* _Written task_: Every line below that mentions the word "Fancy" should be copied out.

* _Listing_:
#####

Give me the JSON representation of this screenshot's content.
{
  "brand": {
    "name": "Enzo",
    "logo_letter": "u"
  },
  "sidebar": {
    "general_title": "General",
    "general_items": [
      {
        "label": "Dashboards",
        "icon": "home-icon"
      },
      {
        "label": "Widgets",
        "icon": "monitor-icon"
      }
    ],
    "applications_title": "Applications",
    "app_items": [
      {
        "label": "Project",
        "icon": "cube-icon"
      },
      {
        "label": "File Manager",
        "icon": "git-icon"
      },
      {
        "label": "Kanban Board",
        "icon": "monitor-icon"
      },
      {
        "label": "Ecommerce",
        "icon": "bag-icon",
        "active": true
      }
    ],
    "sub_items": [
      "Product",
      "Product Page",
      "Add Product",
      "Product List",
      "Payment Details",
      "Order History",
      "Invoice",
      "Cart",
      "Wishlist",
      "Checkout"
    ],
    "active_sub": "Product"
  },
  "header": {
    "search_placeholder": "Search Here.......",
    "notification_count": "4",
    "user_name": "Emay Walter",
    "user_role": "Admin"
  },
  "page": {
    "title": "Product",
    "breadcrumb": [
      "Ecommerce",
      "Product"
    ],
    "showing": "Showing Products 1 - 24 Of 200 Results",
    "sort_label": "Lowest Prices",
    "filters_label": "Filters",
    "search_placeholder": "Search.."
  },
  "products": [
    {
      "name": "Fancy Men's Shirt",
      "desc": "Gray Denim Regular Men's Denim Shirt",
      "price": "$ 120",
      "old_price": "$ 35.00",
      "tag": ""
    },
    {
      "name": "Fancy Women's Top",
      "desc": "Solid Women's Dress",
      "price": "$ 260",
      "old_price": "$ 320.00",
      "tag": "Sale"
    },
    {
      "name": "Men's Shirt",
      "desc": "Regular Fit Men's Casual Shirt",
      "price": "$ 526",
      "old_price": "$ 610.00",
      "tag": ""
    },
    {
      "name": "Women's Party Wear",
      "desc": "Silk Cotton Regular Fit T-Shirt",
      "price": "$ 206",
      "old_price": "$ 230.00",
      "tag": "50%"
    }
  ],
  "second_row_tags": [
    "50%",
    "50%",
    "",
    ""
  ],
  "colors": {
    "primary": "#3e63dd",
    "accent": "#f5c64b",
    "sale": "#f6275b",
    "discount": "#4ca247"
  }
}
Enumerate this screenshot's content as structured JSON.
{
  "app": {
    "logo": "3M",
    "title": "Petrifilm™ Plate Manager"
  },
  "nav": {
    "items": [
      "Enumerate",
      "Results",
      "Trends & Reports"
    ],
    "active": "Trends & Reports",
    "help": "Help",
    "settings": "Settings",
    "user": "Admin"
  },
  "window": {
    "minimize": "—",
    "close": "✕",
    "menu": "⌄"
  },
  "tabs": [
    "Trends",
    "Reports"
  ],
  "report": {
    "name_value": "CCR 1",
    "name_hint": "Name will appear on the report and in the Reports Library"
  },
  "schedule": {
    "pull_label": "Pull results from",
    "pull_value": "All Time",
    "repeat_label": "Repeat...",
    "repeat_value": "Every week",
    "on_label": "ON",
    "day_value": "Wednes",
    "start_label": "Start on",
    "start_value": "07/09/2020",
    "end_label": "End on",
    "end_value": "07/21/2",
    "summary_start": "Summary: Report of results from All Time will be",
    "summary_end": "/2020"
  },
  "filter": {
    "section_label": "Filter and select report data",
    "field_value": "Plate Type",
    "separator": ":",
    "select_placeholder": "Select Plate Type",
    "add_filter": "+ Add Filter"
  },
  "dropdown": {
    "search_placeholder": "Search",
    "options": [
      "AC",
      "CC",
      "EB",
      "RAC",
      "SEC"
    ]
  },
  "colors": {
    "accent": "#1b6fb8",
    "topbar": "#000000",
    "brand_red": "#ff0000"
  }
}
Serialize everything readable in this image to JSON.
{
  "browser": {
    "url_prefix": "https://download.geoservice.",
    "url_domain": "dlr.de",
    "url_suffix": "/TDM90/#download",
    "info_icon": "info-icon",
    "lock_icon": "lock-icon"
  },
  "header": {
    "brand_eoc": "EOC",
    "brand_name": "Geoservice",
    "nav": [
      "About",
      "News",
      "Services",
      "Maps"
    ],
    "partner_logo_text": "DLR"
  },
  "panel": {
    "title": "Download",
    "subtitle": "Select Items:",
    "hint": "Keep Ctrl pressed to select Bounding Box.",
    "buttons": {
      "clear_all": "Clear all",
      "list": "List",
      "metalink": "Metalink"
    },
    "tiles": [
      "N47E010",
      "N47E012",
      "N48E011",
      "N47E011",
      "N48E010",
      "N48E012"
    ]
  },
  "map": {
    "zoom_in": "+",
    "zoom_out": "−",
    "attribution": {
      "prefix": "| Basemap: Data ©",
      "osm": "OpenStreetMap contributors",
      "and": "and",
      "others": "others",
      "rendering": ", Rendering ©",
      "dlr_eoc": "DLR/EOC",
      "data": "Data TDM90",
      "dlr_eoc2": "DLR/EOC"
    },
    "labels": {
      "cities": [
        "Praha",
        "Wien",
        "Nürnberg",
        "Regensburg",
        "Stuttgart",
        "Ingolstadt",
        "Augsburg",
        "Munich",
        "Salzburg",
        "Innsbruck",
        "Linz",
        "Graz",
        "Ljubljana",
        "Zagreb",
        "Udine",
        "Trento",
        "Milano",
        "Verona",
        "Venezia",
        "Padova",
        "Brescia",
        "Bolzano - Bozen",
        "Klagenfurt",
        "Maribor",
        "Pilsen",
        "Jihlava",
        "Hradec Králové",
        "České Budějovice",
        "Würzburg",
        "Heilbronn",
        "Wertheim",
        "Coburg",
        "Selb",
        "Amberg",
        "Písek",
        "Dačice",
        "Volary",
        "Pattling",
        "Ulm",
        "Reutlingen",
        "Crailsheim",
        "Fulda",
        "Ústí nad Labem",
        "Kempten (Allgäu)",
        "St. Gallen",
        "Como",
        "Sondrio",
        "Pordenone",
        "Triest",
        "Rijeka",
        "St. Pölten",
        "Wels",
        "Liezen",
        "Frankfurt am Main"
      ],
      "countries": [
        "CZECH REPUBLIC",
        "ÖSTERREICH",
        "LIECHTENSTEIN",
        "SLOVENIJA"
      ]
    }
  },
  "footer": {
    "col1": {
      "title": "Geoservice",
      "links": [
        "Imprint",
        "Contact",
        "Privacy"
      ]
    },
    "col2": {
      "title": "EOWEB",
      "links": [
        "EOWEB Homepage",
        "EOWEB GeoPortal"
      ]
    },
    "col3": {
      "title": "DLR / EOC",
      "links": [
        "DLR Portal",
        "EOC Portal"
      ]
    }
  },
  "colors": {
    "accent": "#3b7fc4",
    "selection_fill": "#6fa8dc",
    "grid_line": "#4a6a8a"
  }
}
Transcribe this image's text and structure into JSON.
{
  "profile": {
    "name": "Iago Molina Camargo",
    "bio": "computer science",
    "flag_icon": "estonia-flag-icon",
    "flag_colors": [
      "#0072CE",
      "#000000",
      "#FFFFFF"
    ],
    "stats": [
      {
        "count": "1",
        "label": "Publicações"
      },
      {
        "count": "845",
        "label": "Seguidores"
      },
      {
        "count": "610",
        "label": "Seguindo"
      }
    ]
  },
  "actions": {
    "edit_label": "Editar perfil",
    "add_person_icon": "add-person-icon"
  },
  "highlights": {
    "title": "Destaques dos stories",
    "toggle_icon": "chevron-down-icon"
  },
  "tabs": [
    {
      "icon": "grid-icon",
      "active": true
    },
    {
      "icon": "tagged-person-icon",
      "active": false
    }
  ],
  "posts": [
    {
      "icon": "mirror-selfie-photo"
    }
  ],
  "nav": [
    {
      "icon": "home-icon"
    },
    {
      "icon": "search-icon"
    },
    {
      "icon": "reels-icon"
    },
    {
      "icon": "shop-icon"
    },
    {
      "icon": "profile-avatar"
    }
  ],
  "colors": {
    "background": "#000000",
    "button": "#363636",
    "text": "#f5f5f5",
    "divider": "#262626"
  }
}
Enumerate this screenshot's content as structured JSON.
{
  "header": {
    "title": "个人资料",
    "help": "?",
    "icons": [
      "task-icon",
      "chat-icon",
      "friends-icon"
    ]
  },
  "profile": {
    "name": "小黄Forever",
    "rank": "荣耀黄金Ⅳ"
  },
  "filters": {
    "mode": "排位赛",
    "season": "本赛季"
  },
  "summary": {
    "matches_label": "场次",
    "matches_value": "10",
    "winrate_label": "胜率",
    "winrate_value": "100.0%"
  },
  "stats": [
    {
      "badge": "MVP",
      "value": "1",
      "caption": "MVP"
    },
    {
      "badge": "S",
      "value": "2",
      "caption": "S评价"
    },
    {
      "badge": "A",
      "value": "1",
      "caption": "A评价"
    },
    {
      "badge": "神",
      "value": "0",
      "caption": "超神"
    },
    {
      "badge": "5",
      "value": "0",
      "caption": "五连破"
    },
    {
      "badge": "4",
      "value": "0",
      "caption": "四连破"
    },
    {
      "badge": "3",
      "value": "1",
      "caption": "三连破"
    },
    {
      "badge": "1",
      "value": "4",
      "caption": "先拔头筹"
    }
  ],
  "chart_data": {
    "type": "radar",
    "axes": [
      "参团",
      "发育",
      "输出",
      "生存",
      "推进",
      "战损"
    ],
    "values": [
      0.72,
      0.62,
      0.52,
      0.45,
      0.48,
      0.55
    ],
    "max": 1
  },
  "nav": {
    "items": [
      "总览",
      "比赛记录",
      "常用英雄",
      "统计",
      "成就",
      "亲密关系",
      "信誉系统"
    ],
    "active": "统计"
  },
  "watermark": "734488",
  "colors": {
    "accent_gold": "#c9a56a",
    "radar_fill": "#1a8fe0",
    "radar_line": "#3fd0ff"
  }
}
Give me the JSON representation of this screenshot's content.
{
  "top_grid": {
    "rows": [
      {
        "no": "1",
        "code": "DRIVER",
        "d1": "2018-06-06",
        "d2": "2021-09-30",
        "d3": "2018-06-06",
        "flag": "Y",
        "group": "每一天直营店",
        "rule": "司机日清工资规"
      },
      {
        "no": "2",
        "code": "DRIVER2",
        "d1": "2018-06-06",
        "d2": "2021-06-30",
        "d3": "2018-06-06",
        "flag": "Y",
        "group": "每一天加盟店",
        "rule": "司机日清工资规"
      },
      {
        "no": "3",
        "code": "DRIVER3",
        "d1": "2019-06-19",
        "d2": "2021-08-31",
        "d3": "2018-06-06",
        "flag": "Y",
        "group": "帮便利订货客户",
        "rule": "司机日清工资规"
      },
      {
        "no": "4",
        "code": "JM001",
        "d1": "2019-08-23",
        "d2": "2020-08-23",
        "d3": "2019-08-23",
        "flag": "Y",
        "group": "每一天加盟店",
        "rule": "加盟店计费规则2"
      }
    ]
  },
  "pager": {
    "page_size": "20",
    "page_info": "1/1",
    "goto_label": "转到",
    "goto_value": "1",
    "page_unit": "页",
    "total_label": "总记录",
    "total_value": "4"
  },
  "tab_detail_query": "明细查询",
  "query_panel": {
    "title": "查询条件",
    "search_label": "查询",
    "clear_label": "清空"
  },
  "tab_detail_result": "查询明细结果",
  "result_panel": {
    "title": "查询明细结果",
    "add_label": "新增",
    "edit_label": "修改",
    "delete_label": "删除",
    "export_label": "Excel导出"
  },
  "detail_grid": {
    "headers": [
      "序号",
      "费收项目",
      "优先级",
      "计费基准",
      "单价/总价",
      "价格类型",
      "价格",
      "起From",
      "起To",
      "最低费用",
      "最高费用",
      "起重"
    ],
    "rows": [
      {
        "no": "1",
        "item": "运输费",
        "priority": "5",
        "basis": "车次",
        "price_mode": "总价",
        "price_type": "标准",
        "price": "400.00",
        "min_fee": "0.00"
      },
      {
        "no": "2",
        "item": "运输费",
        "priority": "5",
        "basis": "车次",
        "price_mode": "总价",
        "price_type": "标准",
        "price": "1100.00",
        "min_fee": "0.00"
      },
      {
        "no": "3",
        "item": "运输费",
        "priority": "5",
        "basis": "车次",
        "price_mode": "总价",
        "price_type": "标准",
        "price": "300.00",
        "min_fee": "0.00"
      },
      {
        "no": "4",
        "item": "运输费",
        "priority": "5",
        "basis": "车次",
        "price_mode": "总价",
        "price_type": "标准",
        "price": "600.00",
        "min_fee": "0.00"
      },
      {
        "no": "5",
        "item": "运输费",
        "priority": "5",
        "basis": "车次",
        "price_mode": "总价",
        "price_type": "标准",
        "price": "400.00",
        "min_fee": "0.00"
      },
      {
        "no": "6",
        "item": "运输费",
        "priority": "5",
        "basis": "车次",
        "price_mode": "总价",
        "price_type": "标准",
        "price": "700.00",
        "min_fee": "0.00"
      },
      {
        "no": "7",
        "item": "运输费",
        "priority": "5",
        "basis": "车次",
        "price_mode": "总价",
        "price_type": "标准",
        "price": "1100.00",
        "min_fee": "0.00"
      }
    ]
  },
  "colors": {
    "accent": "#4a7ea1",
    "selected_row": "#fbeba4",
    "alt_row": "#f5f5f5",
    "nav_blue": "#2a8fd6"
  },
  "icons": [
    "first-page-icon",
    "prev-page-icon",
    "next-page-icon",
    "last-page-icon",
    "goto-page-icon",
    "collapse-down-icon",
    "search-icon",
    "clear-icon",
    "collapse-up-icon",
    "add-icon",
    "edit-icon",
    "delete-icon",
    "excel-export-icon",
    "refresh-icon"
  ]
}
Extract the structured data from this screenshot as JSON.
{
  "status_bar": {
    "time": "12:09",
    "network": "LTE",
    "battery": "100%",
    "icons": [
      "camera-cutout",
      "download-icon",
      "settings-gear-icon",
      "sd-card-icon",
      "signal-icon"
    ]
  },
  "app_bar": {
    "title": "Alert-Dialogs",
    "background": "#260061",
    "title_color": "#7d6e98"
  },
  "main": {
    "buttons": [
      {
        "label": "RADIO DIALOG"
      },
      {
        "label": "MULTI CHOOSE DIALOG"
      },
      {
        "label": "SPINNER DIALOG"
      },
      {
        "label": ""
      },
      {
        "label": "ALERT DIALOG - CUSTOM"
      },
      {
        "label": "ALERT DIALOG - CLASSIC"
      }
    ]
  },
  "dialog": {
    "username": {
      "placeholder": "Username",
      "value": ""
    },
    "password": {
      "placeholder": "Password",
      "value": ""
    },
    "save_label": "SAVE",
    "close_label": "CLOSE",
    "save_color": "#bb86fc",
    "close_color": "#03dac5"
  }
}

#####

* _Written solution_:
      "name": "Fancy Men's Shirt",
      "name": "Fancy Women's Top",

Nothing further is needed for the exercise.